Images appear in the records below; leave them out and repeat everything else exactly.
§ §
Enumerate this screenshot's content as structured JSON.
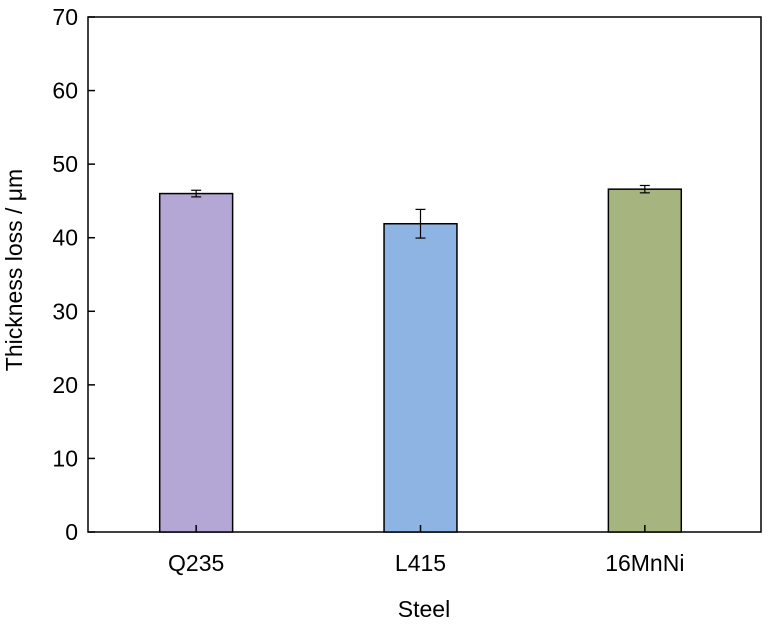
{
  "chart_data": {
    "type": "bar",
    "title": "",
    "xlabel": "Steel",
    "ylabel": "Thickness loss / μm",
    "categories": [
      "Q235",
      "L415",
      "16MnNi"
    ],
    "values": [
      46.0,
      41.9,
      46.6
    ],
    "errors": [
      0.45,
      1.95,
      0.5
    ],
    "ylim": [
      0,
      70
    ],
    "yticks": [
      0,
      10,
      20,
      30,
      40,
      50,
      60,
      70
    ],
    "grid": false,
    "colors": [
      "#b4a7d6",
      "#8eb4e3",
      "#a6b57f"
    ]
  }
}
§ §
*Solution*.
Enumerate this screenshot's content as structured JSON.
{
  "chart_data": {
    "type": "bar",
    "title": "",
    "xlabel": "Steel",
    "ylabel": "Thickness loss / μm",
    "categories": [
      "Q235",
      "L415",
      "16MnNi"
    ],
    "values": [
      46.0,
      41.9,
      46.6
    ],
    "errors": [
      0.45,
      1.95,
      0.5
    ],
    "ylim": [
      0,
      70
    ],
    "yticks": [
      0,
      10,
      20,
      30,
      40,
      50,
      60,
      70
    ],
    "grid": false,
    "colors": [
      "#b4a7d6",
      "#8eb4e3",
      "#a6b57f"
    ]
  }
}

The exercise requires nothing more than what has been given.